• **The exercise**:
Repeat precisely, and only, the lines between the line containing "Extract the structured" and the end of the listing below, both ends included.

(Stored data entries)
◆ ◆ ◆ ◆ ◆ ◆ ◆

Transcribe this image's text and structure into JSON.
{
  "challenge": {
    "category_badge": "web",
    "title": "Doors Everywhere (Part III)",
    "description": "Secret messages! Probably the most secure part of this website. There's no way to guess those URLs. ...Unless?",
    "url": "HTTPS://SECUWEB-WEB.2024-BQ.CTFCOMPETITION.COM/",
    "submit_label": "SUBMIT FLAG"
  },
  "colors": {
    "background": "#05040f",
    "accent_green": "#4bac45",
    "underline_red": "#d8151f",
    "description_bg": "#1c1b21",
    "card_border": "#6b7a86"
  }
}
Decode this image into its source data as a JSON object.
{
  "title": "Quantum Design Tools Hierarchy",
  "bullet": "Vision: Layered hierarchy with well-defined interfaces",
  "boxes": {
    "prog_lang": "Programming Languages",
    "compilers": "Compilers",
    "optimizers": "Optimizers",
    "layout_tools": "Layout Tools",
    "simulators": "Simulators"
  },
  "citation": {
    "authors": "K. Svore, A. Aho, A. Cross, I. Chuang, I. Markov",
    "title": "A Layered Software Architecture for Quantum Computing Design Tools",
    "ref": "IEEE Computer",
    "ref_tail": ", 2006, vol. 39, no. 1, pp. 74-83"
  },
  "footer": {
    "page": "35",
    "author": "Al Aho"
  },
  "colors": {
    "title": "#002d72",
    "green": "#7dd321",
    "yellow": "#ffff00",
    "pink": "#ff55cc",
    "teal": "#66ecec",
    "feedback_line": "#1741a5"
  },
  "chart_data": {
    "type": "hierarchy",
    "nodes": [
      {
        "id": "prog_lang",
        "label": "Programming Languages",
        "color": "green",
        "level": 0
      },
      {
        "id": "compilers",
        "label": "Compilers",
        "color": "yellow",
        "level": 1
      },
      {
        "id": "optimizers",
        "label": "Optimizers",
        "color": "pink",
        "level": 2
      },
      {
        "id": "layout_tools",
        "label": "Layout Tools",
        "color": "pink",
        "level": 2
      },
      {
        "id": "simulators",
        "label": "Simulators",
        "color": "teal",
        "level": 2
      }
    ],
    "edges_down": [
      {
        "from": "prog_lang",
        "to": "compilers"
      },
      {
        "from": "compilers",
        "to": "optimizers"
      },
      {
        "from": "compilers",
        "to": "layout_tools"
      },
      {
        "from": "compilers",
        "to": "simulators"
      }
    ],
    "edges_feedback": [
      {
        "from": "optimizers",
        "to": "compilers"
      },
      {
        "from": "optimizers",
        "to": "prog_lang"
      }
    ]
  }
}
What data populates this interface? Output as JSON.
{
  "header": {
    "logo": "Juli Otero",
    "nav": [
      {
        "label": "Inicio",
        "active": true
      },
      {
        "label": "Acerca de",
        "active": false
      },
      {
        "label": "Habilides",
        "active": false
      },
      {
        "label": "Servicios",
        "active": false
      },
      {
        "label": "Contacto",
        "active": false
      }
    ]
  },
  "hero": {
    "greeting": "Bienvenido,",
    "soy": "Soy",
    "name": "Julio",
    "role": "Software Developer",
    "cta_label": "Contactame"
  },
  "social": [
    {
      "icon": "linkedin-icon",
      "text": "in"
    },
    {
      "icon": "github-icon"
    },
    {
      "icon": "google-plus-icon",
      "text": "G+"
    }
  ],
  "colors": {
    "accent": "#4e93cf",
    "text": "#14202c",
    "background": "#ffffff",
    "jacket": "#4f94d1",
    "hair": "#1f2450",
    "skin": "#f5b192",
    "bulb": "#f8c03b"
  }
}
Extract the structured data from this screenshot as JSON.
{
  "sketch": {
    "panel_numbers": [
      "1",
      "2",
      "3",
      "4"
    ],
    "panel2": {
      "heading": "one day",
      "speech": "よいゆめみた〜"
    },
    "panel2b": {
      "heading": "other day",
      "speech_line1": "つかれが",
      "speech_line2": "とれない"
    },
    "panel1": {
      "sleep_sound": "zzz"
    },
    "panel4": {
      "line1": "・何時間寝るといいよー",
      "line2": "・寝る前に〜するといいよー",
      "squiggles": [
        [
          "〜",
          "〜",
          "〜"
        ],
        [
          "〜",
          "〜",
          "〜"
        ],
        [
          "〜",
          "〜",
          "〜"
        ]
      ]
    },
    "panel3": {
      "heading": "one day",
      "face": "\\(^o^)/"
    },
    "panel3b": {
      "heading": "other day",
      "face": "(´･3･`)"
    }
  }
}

◆ ◆ ◆ ◆ ◆ ◆ ◆

• **The completed task**:
Extract the structured data from this screenshot as JSON.
{
  "sketch": {
    "panel_numbers": [
      "1",
      "2",
      "3",
      "4"
    ],
    "panel2": {
      "heading": "one day",
      "speech": "よいゆめみた〜"
    },
    "panel2b": {
      "heading": "other day",
      "speech_line1": "つかれが",
      "speech_line2": "とれない"
    },
    "panel1": {
      "sleep_sound": "zzz"
    },
    "panel4": {
      "line1": "・何時間寝るといいよー",
      "line2": "・寝る前に〜するといいよー",
      "squiggles": [
        [
          "〜",
          "〜",
          "〜"
        ],
        [
          "〜",
          "〜",
          "〜"
        ],
        [
          "〜",
          "〜",
          "〜"
        ]
      ]
    },
    "panel3": {
      "heading": "one day",
      "face": "\\(^o^)/"
    },
    "panel3b": {
      "heading": "other day",
      "face": "(´･3･`)"
    }
  }
}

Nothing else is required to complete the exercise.